> _PROBLEM TO SOLVE_
Write the data out again exactly, dropping any images it holds.

> _SUPPLIED DATA_
>> begin

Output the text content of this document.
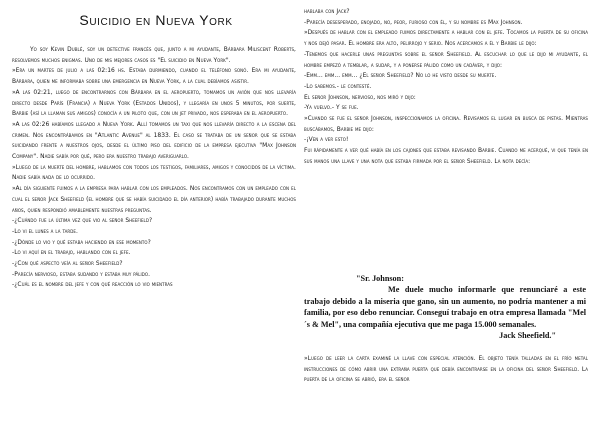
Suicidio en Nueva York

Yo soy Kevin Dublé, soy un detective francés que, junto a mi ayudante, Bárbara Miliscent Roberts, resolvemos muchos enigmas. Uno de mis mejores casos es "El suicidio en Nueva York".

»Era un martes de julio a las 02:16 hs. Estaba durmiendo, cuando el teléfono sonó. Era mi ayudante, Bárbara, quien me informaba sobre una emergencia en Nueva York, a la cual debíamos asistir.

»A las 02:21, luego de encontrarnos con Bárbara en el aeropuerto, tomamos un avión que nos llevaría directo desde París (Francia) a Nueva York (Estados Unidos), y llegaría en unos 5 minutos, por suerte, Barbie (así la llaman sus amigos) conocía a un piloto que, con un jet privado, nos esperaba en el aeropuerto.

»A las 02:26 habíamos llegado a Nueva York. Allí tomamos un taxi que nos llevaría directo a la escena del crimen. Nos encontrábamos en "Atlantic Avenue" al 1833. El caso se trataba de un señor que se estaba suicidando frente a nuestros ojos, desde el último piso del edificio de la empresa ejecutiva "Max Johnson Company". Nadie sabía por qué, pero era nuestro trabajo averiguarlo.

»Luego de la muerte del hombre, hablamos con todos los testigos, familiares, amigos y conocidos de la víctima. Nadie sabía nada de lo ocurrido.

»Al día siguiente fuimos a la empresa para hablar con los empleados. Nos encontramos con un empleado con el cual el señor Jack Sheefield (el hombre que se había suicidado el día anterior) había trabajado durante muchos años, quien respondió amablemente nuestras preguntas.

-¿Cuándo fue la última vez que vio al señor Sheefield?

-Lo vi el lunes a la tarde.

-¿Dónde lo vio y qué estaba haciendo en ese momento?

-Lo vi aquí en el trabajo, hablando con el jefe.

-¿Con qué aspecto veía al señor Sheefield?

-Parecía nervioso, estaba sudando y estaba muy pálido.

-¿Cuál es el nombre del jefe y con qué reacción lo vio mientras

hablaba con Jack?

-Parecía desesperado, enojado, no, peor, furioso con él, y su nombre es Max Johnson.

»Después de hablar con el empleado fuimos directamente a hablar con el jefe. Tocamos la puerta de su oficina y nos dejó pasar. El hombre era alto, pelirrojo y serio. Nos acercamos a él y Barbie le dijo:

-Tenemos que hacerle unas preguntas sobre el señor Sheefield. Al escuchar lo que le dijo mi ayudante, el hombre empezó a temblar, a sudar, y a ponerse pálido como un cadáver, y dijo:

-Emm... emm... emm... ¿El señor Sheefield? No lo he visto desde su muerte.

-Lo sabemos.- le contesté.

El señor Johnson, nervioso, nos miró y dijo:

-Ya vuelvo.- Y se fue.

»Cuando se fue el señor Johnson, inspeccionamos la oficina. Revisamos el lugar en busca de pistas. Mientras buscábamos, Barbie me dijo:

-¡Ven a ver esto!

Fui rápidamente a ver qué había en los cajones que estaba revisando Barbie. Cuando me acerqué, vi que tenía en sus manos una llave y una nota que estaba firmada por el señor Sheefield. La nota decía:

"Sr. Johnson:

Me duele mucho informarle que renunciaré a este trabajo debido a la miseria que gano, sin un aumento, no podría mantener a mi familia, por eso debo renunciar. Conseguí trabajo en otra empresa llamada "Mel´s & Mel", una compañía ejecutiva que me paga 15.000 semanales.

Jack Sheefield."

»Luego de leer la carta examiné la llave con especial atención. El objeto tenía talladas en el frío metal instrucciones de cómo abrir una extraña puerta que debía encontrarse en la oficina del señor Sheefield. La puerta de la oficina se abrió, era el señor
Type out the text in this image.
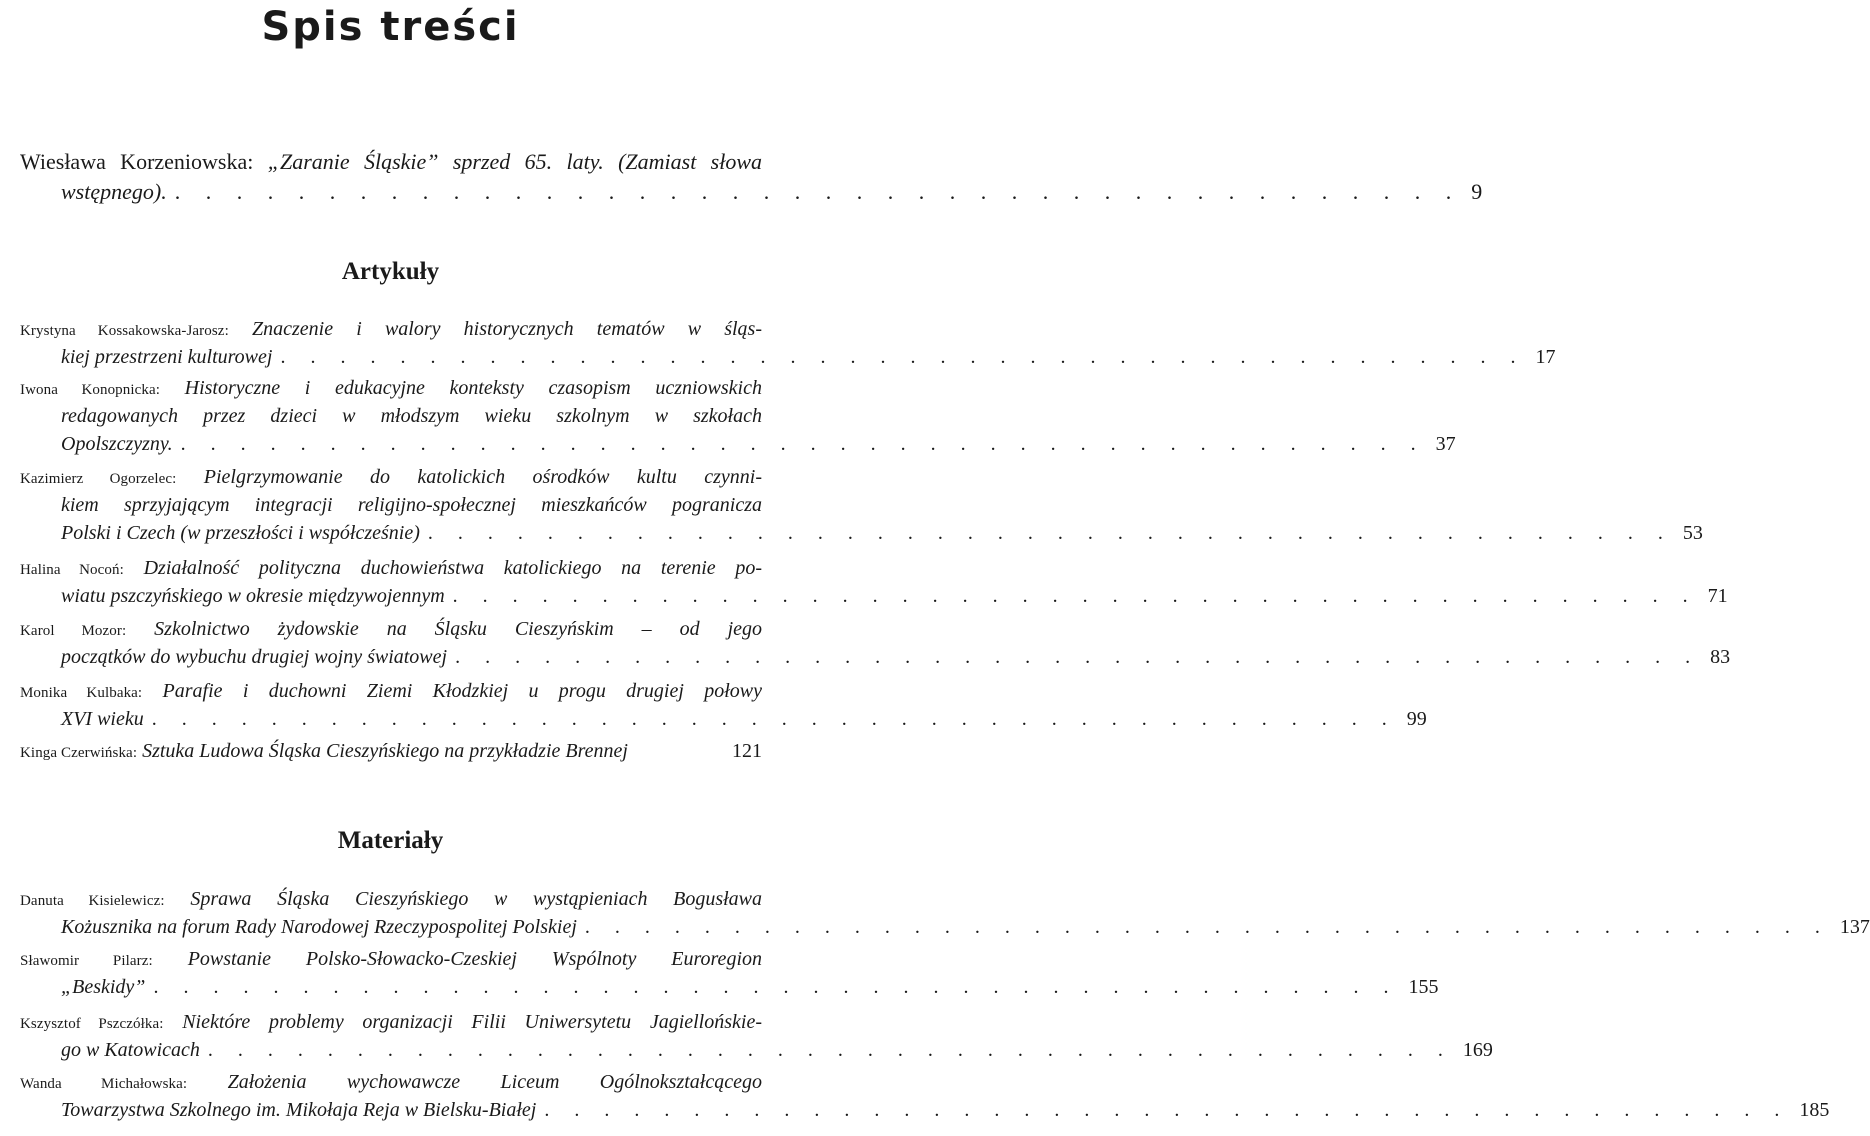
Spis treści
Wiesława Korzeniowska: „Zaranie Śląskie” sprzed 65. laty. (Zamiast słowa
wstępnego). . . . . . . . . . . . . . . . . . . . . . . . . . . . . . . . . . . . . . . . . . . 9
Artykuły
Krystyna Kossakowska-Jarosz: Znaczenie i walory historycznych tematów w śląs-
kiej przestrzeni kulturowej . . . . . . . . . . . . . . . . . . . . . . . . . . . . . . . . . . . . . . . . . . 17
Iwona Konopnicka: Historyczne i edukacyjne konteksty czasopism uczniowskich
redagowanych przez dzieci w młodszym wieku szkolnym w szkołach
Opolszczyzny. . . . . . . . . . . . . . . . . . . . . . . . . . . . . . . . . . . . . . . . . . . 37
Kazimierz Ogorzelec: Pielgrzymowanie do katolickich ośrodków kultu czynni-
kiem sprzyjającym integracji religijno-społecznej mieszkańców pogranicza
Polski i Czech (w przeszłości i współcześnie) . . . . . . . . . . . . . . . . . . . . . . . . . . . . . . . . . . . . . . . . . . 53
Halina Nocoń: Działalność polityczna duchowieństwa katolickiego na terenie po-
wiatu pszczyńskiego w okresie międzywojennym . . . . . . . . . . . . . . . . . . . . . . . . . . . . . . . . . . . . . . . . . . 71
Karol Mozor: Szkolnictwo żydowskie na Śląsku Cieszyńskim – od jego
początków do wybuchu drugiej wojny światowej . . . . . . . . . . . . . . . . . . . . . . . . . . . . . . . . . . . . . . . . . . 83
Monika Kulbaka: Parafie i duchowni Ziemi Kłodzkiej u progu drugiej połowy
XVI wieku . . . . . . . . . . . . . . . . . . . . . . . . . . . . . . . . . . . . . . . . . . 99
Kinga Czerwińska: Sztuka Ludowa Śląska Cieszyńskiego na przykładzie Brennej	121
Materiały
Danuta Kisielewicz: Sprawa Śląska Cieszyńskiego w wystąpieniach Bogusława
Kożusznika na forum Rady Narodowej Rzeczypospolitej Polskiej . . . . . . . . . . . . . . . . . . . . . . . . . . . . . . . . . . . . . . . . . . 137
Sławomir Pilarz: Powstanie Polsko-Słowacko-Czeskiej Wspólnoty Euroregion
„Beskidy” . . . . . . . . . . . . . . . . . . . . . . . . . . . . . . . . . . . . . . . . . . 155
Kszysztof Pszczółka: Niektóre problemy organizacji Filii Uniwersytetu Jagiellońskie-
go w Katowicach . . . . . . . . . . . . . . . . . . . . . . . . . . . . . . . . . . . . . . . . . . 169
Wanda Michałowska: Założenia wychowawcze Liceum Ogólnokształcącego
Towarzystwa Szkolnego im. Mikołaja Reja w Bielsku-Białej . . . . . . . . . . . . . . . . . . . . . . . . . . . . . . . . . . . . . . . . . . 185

>> end

> _ANSWER TO THE EXERCISE_
Output the text content of this document.
Suicidio en Nueva York

Yo soy Kevin Dublé, soy un detective francés que, junto a mi ayudante, Bárbara Miliscent Roberts, resolvemos muchos enigmas. Uno de mis mejores casos es "El suicidio en Nueva York".

»Era un martes de julio a las 02:16 hs. Estaba durmiendo, cuando el teléfono sonó. Era mi ayudante, Bárbara, quien me informaba sobre una emergencia en Nueva York, a la cual debíamos asistir.

»A las 02:21, luego de encontrarnos con Bárbara en el aeropuerto, tomamos un avión que nos llevaría directo desde París (Francia) a Nueva York (Estados Unidos), y llegaría en unos 5 minutos, por suerte, Barbie (así la llaman sus amigos) conocía a un piloto que, con un jet privado, nos esperaba en el aeropuerto.

»A las 02:26 habíamos llegado a Nueva York. Allí tomamos un taxi que nos llevaría directo a la escena del crimen. Nos encontrábamos en "Atlantic Avenue" al 1833. El caso se trataba de un señor que se estaba suicidando frente a nuestros ojos, desde el último piso del edificio de la empresa ejecutiva "Max Johnson Company". Nadie sabía por qué, pero era nuestro trabajo averiguarlo.

»Luego de la muerte del hombre, hablamos con todos los testigos, familiares, amigos y conocidos de la víctima. Nadie sabía nada de lo ocurrido.

»Al día siguiente fuimos a la empresa para hablar con los empleados. Nos encontramos con un empleado con el cual el señor Jack Sheefield (el hombre que se había suicidado el día anterior) había trabajado durante muchos años, quien respondió amablemente nuestras preguntas.

-¿Cuándo fue la última vez que vio al señor Sheefield?

-Lo vi el lunes a la tarde.

-¿Dónde lo vio y qué estaba haciendo en ese momento?

-Lo vi aquí en el trabajo, hablando con el jefe.

-¿Con qué aspecto veía al señor Sheefield?

-Parecía nervioso, estaba sudando y estaba muy pálido.

-¿Cuál es el nombre del jefe y con qué reacción lo vio mientras

hablaba con Jack?

-Parecía desesperado, enojado, no, peor, furioso con él, y su nombre es Max Johnson.

»Después de hablar con el empleado fuimos directamente a hablar con el jefe. Tocamos la puerta de su oficina y nos dejó pasar. El hombre era alto, pelirrojo y serio. Nos acercamos a él y Barbie le dijo:

-Tenemos que hacerle unas preguntas sobre el señor Sheefield. Al escuchar lo que le dijo mi ayudante, el hombre empezó a temblar, a sudar, y a ponerse pálido como un cadáver, y dijo:

-Emm... emm... emm... ¿El señor Sheefield? No lo he visto desde su muerte.

-Lo sabemos.- le contesté.

El señor Johnson, nervioso, nos miró y dijo:

-Ya vuelvo.- Y se fue.

»Cuando se fue el señor Johnson, inspeccionamos la oficina. Revisamos el lugar en busca de pistas. Mientras buscábamos, Barbie me dijo:

-¡Ven a ver esto!

Fui rápidamente a ver qué había en los cajones que estaba revisando Barbie. Cuando me acerqué, vi que tenía en sus manos una llave y una nota que estaba firmada por el señor Sheefield. La nota decía:

"Sr. Johnson:

Me duele mucho informarle que renunciaré a este trabajo debido a la miseria que gano, sin un aumento, no podría mantener a mi familia, por eso debo renunciar. Conseguí trabajo en otra empresa llamada "Mel´s & Mel", una compañía ejecutiva que me paga 15.000 semanales.

Jack Sheefield."

»Luego de leer la carta examiné la llave con especial atención. El objeto tenía talladas en el frío metal instrucciones de cómo abrir una extraña puerta que debía encontrarse en la oficina del señor Sheefield. La puerta de la oficina se abrió, era el señor
Type out the text in this image.
Spis treści
Wiesława Korzeniowska: „Zaranie Śląskie” sprzed 65. laty. (Zamiast słowa
wstępnego). . . . . . . . . . . . . . . . . . . . . . . . . . . . . . . . . . . . . . . . . . . 9
Artykuły
Krystyna Kossakowska-Jarosz: Znaczenie i walory historycznych tematów w śląs-
kiej przestrzeni kulturowej . . . . . . . . . . . . . . . . . . . . . . . . . . . . . . . . . . . . . . . . . . 17
Iwona Konopnicka: Historyczne i edukacyjne konteksty czasopism uczniowskich
redagowanych przez dzieci w młodszym wieku szkolnym w szkołach
Opolszczyzny. . . . . . . . . . . . . . . . . . . . . . . . . . . . . . . . . . . . . . . . . . . 37
Kazimierz Ogorzelec: Pielgrzymowanie do katolickich ośrodków kultu czynni-
kiem sprzyjającym integracji religijno-społecznej mieszkańców pogranicza
Polski i Czech (w przeszłości i współcześnie) . . . . . . . . . . . . . . . . . . . . . . . . . . . . . . . . . . . . . . . . . . 53
Halina Nocoń: Działalność polityczna duchowieństwa katolickiego na terenie po-
wiatu pszczyńskiego w okresie międzywojennym . . . . . . . . . . . . . . . . . . . . . . . . . . . . . . . . . . . . . . . . . . 71
Karol Mozor: Szkolnictwo żydowskie na Śląsku Cieszyńskim – od jego
początków do wybuchu drugiej wojny światowej . . . . . . . . . . . . . . . . . . . . . . . . . . . . . . . . . . . . . . . . . . 83
Monika Kulbaka: Parafie i duchowni Ziemi Kłodzkiej u progu drugiej połowy
XVI wieku . . . . . . . . . . . . . . . . . . . . . . . . . . . . . . . . . . . . . . . . . . 99
Kinga Czerwińska: Sztuka Ludowa Śląska Cieszyńskiego na przykładzie Brennej	121
Materiały
Danuta Kisielewicz: Sprawa Śląska Cieszyńskiego w wystąpieniach Bogusława
Kożusznika na forum Rady Narodowej Rzeczypospolitej Polskiej . . . . . . . . . . . . . . . . . . . . . . . . . . . . . . . . . . . . . . . . . . 137
Sławomir Pilarz: Powstanie Polsko-Słowacko-Czeskiej Wspólnoty Euroregion
„Beskidy” . . . . . . . . . . . . . . . . . . . . . . . . . . . . . . . . . . . . . . . . . . 155
Kszysztof Pszczółka: Niektóre problemy organizacji Filii Uniwersytetu Jagiellońskie-
go w Katowicach . . . . . . . . . . . . . . . . . . . . . . . . . . . . . . . . . . . . . . . . . . 169
Wanda Michałowska: Założenia wychowawcze Liceum Ogólnokształcącego
Towarzystwa Szkolnego im. Mikołaja Reja w Bielsku-Białej . . . . . . . . . . . . . . . . . . . . . . . . . . . . . . . . . . . . . . . . . . 185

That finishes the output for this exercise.